TASK DIRECTIONS => Keep every line in which "samtliga" occurs and drop the rest of the data.

PROVIDED RECORDS =>
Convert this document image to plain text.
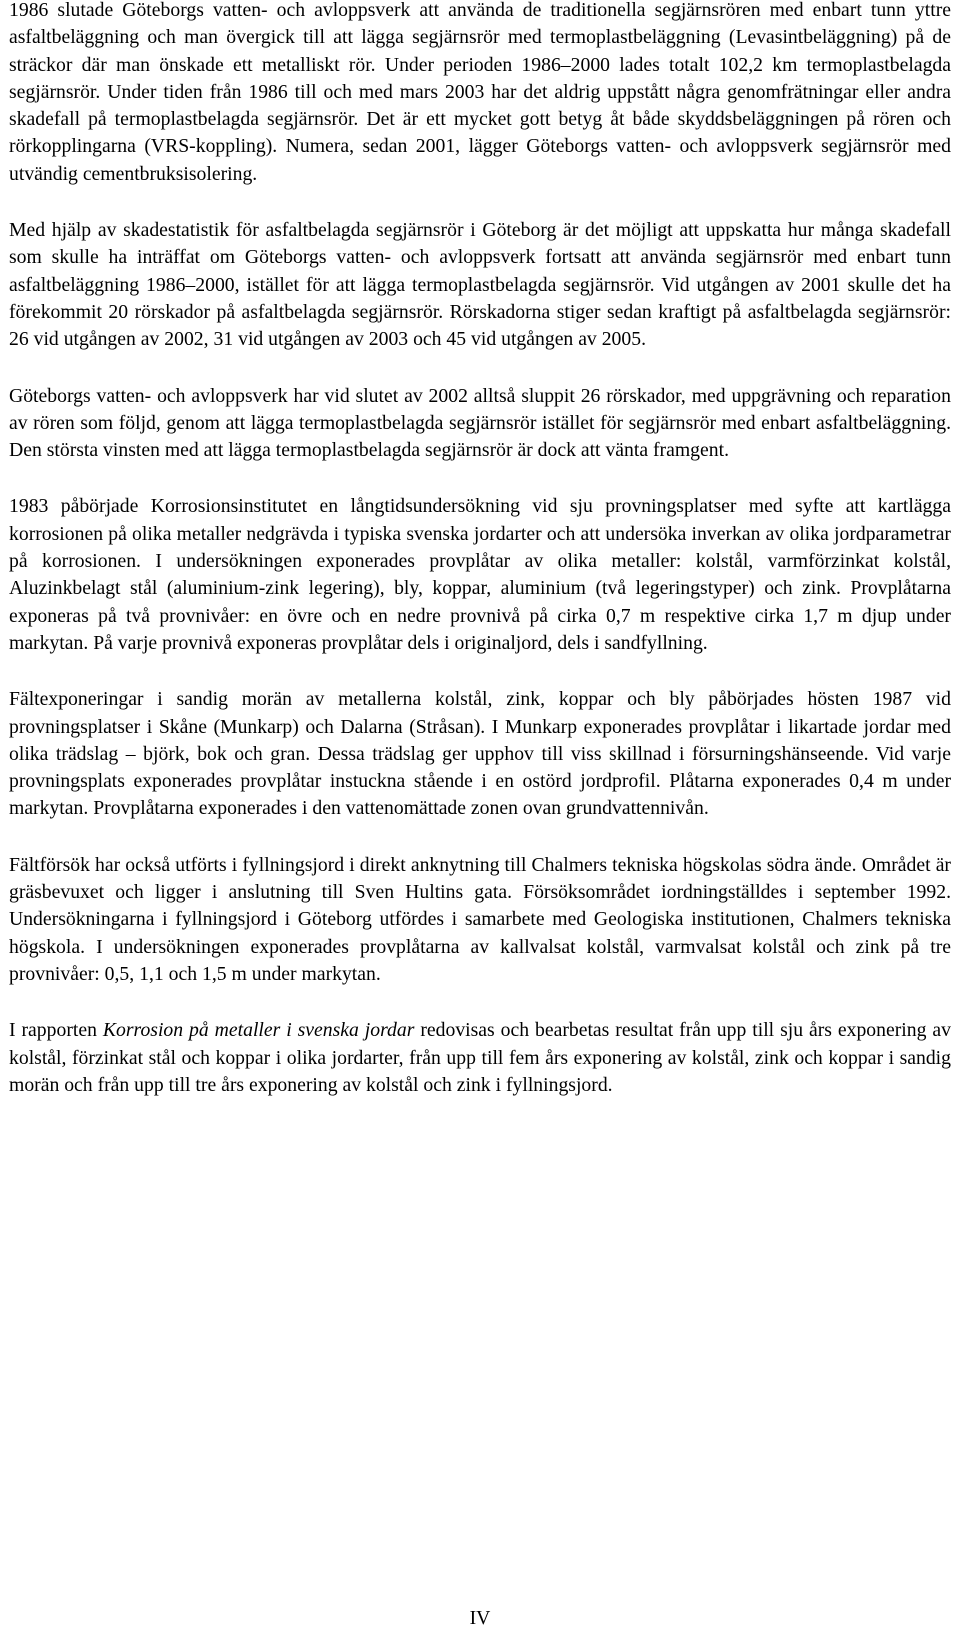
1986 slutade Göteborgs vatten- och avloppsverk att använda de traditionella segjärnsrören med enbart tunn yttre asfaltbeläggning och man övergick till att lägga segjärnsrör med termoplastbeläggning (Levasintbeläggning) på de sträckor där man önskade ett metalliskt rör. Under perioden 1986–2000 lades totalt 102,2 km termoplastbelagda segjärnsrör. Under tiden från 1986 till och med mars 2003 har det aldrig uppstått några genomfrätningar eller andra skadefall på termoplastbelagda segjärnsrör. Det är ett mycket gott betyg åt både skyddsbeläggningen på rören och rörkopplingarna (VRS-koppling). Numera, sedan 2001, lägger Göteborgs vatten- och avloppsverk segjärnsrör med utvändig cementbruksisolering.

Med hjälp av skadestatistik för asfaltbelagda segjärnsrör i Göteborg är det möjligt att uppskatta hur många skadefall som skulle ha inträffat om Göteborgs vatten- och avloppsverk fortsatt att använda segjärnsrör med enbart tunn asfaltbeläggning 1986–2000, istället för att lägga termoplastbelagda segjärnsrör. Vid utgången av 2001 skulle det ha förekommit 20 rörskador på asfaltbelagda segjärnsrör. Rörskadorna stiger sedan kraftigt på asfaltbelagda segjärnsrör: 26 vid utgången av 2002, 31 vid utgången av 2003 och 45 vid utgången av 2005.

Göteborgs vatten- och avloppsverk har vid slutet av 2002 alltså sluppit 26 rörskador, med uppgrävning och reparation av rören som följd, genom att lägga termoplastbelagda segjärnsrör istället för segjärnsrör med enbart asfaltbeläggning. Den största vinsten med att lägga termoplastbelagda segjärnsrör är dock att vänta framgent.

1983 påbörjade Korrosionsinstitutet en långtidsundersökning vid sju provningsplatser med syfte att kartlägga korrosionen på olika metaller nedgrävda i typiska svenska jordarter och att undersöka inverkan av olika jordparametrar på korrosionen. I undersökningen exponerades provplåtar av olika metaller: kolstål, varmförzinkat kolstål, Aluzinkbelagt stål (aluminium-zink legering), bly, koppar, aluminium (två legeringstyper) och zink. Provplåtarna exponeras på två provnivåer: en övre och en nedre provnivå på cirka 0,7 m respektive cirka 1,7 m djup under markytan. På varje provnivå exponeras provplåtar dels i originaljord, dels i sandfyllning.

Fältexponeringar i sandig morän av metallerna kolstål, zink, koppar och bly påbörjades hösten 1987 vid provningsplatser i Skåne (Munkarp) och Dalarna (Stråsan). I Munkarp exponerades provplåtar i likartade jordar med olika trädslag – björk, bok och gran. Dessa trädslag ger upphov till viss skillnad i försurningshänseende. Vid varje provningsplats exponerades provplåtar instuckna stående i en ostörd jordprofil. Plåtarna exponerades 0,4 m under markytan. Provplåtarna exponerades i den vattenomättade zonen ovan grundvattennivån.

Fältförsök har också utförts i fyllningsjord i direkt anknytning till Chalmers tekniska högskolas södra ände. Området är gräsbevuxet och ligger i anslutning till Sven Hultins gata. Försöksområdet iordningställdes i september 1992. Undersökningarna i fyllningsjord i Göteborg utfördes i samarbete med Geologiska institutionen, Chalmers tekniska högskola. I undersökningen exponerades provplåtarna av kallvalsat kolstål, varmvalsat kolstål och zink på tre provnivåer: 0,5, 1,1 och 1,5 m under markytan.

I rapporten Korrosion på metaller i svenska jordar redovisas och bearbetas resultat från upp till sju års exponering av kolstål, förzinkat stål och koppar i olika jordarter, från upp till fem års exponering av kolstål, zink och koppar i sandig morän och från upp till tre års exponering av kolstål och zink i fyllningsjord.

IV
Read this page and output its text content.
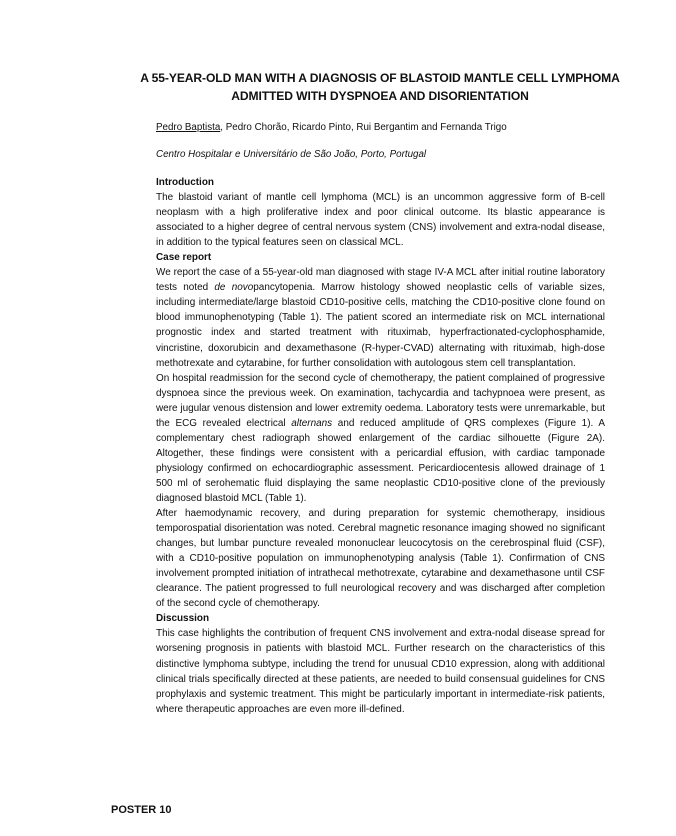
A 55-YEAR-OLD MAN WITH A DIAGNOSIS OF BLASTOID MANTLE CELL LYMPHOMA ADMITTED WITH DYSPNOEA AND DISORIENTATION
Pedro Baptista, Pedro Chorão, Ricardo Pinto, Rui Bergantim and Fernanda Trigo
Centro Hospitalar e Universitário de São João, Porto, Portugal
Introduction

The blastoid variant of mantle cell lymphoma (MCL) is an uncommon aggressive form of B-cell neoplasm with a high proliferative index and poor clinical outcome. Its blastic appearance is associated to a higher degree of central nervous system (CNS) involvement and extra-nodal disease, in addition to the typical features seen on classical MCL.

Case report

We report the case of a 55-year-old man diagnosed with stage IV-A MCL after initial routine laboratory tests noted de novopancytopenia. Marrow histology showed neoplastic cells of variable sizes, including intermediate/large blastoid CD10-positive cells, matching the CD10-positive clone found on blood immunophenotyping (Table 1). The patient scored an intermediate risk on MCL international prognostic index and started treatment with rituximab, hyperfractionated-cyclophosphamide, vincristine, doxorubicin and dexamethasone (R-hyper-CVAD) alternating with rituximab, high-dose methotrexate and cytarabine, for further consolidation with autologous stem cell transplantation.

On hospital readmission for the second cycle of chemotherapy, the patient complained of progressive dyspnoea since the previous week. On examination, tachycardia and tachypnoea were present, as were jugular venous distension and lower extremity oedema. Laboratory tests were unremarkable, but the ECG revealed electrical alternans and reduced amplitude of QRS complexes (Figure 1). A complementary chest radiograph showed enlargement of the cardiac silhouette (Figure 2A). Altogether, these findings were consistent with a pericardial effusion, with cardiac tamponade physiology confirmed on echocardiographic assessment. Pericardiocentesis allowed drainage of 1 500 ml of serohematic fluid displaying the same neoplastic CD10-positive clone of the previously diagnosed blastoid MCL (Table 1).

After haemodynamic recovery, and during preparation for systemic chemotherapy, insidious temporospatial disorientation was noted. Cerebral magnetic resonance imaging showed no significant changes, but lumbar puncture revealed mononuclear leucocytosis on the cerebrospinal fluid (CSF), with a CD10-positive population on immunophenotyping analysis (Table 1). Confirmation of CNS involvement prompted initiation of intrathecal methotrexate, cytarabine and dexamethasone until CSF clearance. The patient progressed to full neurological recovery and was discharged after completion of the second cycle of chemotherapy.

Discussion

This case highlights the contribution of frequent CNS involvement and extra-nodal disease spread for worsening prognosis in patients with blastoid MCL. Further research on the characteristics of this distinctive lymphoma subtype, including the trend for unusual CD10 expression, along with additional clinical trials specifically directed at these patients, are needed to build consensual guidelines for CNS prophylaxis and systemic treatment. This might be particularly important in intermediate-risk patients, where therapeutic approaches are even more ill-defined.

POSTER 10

---

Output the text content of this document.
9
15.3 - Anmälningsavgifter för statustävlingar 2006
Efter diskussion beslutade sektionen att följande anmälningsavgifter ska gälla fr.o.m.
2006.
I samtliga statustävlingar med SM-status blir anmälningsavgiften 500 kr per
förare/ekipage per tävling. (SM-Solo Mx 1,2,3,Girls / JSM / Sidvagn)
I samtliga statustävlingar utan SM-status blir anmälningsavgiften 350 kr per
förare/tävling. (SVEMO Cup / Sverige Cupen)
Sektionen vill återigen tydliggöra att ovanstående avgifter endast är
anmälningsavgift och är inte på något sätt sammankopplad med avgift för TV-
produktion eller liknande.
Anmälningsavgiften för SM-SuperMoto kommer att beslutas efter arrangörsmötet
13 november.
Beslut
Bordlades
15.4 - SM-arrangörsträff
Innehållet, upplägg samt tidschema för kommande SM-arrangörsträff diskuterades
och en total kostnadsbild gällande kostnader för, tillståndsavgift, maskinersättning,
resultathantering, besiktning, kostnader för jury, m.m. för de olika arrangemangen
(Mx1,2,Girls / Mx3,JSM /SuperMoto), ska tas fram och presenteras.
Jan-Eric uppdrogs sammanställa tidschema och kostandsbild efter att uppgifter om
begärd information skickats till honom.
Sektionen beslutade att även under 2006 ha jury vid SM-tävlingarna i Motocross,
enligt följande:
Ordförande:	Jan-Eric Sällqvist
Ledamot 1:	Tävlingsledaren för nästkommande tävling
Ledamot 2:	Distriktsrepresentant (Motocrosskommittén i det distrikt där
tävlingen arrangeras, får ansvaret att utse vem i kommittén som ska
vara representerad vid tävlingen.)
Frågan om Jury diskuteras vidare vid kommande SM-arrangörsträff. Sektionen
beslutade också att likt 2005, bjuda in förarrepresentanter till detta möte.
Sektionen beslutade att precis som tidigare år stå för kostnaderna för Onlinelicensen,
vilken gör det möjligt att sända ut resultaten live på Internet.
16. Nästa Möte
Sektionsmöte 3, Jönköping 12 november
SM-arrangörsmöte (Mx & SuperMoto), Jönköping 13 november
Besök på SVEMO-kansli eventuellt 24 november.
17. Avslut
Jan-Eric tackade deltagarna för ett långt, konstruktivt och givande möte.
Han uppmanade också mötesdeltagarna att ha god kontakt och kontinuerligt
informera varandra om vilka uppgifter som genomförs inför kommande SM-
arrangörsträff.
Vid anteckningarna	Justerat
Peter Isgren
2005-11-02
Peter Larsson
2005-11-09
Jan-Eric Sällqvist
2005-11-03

RESULT OF THE EXERCISE =>
I samtliga statustävlingar med SM-status blir anmälningsavgiften 500 kr per
I samtliga statustävlingar utan SM-status blir anmälningsavgiften 350 kr per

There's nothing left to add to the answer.